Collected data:
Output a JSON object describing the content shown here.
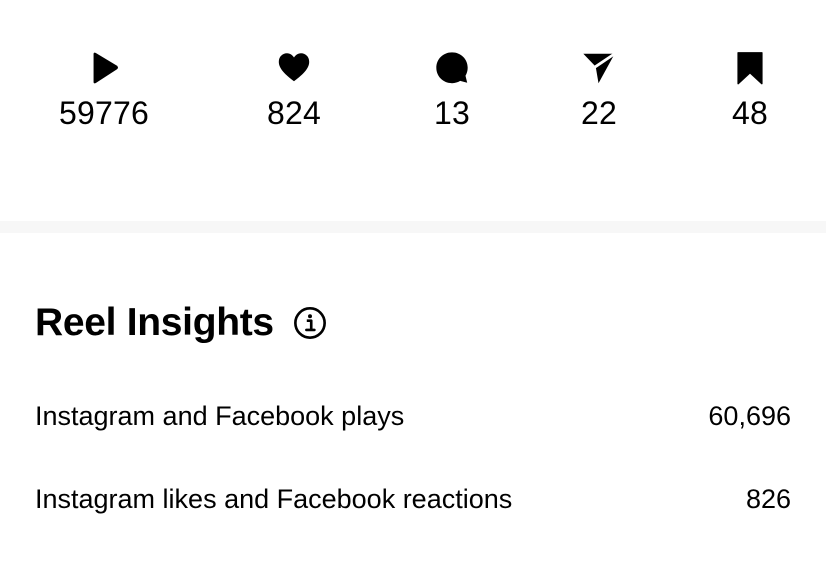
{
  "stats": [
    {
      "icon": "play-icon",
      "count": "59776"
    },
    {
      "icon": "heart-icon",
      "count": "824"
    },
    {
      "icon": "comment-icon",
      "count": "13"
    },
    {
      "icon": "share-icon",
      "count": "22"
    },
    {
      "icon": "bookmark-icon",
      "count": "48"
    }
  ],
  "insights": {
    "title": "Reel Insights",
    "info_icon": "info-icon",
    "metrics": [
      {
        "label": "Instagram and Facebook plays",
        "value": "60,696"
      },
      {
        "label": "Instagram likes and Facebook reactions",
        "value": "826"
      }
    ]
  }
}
...
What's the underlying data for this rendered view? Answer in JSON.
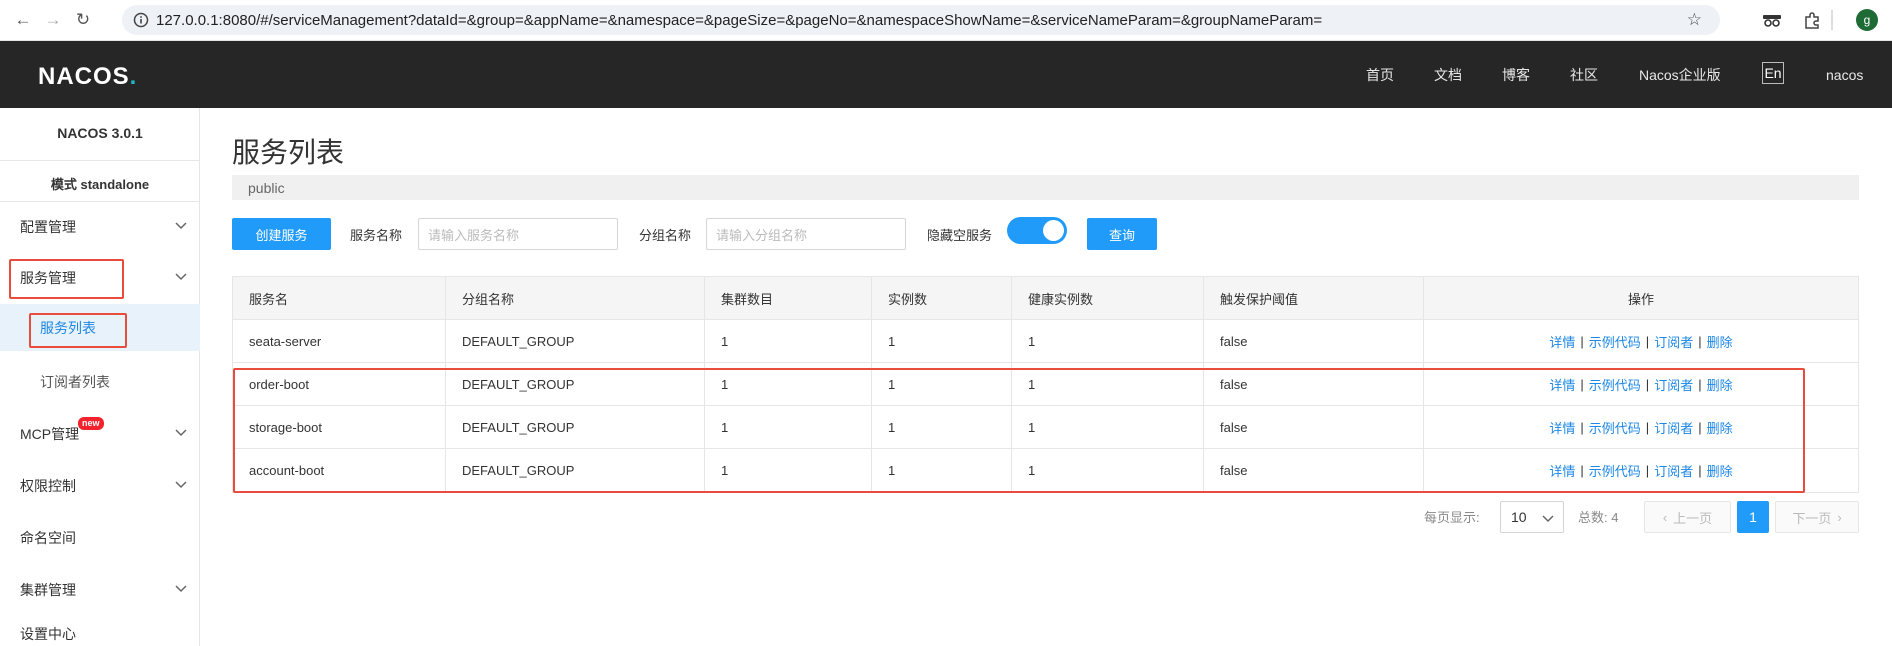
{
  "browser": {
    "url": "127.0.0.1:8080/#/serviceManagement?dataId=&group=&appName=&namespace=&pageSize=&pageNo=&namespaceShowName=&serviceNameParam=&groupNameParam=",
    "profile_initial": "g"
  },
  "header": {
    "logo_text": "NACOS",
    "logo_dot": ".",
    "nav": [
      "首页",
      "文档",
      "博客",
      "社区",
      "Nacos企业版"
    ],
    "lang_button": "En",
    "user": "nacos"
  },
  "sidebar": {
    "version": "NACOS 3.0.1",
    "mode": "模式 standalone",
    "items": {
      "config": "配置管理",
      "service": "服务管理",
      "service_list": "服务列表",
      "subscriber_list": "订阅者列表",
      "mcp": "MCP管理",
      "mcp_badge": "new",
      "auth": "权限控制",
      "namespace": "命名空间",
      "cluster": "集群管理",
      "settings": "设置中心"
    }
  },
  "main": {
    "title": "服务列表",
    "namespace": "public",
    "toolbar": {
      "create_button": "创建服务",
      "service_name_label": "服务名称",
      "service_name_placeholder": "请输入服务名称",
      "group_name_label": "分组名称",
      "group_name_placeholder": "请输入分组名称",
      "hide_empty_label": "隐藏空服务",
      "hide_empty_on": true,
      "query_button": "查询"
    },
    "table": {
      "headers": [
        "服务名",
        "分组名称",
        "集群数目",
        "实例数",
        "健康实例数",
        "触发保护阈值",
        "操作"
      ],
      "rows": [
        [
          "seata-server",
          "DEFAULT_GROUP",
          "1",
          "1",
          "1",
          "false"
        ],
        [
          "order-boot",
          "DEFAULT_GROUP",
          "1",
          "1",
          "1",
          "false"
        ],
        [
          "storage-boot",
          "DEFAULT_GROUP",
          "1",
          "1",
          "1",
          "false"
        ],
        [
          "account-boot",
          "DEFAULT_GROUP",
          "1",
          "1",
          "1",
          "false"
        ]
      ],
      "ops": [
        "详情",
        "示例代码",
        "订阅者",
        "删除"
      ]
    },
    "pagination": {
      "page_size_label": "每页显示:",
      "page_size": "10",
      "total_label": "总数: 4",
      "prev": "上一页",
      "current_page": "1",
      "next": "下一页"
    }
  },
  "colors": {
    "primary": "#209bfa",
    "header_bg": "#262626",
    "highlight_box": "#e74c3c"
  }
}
==
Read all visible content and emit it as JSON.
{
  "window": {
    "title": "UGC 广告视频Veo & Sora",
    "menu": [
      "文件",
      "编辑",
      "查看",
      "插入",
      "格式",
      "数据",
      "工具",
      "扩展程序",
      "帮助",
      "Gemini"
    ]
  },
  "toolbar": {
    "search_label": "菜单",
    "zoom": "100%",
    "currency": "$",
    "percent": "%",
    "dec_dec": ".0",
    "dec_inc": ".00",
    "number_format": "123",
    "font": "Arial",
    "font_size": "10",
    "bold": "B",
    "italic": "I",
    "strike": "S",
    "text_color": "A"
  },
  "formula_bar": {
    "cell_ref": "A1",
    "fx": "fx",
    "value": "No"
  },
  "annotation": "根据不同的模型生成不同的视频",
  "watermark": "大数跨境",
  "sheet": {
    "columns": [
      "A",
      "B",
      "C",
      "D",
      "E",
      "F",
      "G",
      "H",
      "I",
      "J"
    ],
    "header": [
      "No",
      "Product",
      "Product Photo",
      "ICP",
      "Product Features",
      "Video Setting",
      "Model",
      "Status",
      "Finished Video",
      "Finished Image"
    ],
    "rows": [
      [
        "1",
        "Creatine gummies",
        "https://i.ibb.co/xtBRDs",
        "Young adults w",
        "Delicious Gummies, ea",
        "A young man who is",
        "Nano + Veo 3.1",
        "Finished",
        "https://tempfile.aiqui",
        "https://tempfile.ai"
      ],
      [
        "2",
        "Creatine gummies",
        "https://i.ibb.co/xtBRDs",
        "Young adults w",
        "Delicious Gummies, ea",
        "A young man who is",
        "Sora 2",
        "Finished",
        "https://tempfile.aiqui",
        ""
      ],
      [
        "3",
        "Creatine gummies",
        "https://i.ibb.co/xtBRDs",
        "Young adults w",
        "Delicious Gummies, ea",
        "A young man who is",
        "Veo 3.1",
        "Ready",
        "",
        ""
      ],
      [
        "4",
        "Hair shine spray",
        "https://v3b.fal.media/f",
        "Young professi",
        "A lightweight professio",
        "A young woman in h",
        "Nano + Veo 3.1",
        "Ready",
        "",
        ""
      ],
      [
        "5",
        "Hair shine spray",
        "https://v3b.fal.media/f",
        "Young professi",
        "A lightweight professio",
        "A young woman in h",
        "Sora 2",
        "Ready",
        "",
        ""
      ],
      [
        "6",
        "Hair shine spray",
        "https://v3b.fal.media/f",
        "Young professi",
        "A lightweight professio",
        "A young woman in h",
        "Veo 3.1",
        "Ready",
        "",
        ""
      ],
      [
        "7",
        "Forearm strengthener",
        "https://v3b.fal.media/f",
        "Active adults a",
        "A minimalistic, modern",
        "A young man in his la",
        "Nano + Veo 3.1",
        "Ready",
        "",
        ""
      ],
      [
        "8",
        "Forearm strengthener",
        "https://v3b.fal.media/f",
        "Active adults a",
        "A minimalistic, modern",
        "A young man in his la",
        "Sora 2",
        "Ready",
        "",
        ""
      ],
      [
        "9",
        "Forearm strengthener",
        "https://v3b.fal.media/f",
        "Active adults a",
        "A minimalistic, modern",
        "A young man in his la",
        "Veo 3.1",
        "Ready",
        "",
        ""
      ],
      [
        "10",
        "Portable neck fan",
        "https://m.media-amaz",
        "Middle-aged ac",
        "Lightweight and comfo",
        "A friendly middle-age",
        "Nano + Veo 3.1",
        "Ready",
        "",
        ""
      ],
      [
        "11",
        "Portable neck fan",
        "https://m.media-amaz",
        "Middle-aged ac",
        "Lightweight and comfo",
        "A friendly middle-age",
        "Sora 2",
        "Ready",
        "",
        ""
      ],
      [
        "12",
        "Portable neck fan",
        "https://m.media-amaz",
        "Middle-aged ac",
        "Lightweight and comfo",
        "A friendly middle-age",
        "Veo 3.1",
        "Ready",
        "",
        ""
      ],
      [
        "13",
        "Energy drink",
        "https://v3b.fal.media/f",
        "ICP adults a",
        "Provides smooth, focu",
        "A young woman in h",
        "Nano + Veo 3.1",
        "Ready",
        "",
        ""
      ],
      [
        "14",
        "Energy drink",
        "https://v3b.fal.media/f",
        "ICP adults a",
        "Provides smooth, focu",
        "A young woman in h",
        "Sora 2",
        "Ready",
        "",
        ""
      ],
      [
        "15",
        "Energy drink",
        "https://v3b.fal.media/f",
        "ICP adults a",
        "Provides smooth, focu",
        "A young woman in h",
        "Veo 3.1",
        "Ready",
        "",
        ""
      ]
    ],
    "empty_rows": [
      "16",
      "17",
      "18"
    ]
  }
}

WHAT NEEDS TO BE DONE: From the entries above, return each line with the word "content" in it.

OUTPUT OF THE EXERCISE:
Output a JSON object describing the content shown here.
Read all visible content and emit it as JSON.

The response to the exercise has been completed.